▶ **STATED GOAL**:
Which lines hold the word "вирусных"? Copy each one.

▶ **STORED ROWS**:
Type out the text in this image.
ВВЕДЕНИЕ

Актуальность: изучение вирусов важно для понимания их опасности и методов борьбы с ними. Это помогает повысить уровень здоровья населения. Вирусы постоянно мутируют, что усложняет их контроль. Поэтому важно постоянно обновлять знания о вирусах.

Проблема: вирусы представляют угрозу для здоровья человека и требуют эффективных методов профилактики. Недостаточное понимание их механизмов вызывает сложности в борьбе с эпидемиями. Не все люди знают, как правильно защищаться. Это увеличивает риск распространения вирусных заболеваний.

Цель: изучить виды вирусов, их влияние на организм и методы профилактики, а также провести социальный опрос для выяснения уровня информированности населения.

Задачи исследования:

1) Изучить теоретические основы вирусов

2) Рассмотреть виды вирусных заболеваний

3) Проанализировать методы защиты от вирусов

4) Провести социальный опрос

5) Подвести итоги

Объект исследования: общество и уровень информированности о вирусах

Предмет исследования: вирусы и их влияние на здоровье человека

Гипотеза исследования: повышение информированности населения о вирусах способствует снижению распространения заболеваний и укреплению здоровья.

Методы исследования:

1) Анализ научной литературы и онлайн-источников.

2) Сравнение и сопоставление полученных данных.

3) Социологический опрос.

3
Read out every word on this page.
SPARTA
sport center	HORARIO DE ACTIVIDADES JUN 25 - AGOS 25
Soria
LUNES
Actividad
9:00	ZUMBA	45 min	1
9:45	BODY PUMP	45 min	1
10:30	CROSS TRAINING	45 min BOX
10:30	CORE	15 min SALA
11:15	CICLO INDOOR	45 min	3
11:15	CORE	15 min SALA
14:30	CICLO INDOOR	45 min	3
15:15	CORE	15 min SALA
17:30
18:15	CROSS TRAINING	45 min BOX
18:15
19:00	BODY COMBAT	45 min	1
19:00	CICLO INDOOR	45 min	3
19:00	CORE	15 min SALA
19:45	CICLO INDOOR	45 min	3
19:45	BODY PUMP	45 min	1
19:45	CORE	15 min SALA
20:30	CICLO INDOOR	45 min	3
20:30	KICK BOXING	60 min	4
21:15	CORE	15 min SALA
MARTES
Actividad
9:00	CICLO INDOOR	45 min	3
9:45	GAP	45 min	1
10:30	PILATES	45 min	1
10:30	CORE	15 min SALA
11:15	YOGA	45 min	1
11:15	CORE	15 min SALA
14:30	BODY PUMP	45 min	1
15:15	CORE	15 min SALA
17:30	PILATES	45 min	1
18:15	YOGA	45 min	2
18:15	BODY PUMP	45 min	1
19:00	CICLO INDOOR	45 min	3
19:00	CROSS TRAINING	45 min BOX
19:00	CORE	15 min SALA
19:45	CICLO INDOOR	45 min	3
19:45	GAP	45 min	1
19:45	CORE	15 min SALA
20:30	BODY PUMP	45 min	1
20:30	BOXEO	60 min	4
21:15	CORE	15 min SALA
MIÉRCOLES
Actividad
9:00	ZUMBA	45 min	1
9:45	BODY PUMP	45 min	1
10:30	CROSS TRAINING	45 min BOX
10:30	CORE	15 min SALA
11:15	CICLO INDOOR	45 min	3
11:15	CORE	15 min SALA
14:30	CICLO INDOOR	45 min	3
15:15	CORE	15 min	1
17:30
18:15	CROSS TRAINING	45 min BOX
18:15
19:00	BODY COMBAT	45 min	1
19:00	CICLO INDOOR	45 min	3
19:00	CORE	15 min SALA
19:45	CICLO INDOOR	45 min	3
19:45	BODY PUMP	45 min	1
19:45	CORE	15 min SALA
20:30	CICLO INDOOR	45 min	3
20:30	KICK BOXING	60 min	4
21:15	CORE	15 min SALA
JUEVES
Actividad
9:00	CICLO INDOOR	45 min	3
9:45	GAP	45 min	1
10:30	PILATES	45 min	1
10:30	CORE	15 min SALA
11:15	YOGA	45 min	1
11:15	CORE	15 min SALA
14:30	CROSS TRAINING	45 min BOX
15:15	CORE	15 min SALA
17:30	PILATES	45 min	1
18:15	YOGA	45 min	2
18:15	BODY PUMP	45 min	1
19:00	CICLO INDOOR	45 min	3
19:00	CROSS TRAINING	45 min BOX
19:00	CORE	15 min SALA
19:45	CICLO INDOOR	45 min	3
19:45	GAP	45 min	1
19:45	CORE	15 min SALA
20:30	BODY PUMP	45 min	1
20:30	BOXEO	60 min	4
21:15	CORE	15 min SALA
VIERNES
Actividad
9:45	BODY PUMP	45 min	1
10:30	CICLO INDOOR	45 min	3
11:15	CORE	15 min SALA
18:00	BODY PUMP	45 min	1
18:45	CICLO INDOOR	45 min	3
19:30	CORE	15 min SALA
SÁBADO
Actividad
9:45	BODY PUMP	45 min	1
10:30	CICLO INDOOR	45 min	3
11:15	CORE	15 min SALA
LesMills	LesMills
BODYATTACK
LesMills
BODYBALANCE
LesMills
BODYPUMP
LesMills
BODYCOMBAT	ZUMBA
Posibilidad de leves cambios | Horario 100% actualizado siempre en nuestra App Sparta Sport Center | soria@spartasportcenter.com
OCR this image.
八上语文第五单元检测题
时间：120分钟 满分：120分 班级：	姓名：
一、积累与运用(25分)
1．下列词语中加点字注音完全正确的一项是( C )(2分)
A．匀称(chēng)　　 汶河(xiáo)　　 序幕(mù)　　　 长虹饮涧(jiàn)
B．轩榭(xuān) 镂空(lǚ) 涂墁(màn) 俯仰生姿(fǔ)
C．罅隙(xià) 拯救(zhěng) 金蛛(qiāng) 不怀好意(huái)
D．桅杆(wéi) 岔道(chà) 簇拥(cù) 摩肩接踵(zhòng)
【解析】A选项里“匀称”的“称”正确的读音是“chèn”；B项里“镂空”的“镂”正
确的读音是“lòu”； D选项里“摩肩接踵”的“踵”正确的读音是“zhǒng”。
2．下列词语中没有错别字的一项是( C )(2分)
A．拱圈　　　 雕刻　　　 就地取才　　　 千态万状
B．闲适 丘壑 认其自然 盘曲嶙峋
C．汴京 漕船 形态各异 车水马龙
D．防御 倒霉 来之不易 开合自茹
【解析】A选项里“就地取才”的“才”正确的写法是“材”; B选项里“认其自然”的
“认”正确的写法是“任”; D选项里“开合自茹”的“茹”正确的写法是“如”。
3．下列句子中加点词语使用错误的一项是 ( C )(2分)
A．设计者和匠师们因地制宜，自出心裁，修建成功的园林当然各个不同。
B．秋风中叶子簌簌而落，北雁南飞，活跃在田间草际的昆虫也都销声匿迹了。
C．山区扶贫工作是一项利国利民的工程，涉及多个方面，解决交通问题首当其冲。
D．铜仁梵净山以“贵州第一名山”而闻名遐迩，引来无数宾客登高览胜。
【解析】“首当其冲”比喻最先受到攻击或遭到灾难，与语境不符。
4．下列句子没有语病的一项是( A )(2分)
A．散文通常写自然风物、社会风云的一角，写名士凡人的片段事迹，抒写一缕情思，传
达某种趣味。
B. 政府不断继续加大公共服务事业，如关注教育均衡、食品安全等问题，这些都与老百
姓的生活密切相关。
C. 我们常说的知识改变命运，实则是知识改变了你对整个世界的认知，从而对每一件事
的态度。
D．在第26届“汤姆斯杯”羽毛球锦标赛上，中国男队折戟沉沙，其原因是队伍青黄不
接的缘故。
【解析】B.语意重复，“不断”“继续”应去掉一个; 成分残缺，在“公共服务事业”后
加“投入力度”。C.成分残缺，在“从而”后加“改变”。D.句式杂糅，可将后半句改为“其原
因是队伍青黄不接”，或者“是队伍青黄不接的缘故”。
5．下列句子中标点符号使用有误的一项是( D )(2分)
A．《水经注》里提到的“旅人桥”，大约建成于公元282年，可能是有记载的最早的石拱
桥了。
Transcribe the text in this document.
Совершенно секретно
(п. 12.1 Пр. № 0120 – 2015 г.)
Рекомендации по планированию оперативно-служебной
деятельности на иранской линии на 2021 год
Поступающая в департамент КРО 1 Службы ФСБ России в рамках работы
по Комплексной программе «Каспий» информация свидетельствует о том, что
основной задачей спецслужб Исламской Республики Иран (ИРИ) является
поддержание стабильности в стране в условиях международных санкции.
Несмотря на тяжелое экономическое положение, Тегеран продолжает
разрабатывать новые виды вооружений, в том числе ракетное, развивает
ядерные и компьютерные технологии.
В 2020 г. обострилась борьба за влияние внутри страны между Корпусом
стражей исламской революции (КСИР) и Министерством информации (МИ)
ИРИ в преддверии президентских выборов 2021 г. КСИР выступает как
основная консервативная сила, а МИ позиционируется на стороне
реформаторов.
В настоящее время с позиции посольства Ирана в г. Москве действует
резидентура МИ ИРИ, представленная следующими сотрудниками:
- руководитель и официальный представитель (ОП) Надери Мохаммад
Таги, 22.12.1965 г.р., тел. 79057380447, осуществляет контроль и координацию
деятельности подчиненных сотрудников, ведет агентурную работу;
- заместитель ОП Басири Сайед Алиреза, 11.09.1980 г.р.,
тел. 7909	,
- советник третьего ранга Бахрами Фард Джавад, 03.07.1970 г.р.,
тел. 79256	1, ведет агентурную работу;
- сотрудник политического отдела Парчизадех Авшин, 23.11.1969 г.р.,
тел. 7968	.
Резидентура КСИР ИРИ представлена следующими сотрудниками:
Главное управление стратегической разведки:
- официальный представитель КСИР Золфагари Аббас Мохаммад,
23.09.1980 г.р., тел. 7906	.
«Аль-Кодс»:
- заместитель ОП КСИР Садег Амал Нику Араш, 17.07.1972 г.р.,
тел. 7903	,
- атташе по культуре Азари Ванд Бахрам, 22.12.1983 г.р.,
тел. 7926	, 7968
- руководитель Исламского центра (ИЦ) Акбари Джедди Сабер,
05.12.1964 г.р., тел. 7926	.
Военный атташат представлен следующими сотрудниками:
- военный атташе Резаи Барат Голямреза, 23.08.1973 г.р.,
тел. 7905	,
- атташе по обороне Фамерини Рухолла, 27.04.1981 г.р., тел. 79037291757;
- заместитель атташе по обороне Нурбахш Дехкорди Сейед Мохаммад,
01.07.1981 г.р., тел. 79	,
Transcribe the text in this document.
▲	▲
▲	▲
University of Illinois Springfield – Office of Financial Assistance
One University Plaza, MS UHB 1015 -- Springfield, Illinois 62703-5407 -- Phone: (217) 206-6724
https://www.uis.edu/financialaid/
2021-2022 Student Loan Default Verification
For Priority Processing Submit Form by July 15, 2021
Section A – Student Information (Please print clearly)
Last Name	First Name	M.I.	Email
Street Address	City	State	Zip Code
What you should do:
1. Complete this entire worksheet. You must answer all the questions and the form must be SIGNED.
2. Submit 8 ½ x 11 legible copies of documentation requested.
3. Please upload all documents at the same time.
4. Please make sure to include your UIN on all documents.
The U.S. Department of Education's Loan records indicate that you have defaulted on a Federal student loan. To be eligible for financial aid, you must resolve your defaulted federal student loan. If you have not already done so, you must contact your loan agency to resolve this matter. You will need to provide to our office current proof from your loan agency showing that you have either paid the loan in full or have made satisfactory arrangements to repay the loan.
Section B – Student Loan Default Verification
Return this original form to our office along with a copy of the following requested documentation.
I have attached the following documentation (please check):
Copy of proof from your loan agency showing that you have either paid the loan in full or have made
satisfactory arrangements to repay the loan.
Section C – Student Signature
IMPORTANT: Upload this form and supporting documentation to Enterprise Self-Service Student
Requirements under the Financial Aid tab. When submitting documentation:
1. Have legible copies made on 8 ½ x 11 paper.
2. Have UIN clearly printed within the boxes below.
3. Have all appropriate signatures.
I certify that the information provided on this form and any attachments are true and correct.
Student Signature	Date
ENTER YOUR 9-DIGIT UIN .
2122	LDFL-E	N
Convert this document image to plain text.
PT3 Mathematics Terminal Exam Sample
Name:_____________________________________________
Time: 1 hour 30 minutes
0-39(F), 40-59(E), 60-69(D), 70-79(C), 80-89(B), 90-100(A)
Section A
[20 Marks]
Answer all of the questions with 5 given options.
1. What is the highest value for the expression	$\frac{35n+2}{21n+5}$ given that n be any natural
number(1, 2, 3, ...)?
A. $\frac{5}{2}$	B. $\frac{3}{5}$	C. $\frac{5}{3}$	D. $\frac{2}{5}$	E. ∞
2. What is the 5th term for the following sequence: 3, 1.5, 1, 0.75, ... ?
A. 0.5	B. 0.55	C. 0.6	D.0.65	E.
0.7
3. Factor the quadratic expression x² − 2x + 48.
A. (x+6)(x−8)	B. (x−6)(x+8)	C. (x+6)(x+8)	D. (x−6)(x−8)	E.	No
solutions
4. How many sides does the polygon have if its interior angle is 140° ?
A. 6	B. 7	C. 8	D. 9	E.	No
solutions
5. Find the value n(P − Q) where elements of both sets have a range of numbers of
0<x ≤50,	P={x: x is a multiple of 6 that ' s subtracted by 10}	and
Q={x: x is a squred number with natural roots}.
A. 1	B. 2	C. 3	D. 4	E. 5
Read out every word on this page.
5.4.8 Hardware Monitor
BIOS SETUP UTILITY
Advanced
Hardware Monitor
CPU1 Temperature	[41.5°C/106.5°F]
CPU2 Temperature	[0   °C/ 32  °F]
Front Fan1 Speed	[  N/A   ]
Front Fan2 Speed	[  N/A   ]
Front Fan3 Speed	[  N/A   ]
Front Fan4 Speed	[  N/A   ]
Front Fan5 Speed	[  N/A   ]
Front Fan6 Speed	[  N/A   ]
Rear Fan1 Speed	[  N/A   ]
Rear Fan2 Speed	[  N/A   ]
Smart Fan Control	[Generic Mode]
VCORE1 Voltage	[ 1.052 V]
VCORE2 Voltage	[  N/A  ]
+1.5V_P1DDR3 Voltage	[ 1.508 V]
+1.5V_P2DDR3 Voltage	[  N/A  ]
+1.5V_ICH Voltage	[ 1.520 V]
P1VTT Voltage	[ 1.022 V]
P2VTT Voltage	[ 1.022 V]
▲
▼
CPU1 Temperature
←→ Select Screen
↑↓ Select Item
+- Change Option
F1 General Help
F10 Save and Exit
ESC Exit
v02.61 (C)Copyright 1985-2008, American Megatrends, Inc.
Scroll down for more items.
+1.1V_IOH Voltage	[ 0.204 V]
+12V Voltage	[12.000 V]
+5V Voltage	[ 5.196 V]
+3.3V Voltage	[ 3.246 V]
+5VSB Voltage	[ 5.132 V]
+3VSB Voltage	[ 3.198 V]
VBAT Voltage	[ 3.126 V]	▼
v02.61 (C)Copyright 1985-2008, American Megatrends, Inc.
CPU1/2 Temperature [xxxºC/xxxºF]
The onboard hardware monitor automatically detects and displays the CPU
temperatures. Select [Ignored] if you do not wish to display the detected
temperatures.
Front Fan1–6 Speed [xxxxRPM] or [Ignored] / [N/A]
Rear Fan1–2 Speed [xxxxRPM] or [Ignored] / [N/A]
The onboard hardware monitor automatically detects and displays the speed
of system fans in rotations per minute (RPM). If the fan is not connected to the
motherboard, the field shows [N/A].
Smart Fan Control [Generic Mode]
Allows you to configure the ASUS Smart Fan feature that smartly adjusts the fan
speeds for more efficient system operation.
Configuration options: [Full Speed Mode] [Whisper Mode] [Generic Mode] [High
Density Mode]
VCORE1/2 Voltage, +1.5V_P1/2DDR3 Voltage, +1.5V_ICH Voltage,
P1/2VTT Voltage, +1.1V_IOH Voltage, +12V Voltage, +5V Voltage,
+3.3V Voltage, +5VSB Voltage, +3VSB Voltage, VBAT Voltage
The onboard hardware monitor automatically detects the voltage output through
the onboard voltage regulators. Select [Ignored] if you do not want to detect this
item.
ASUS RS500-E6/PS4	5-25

▶ **THE REPLY**:
Проблема: вирусы представляют угрозу для здоровья человека и требуют эффективных методов профилактики. Недостаточное понимание их механизмов вызывает сложности в борьбе с эпидемиями. Не все люди знают, как правильно защищаться. Это увеличивает риск распространения вирусных заболеваний.
2) Рассмотреть виды вирусных заболеваний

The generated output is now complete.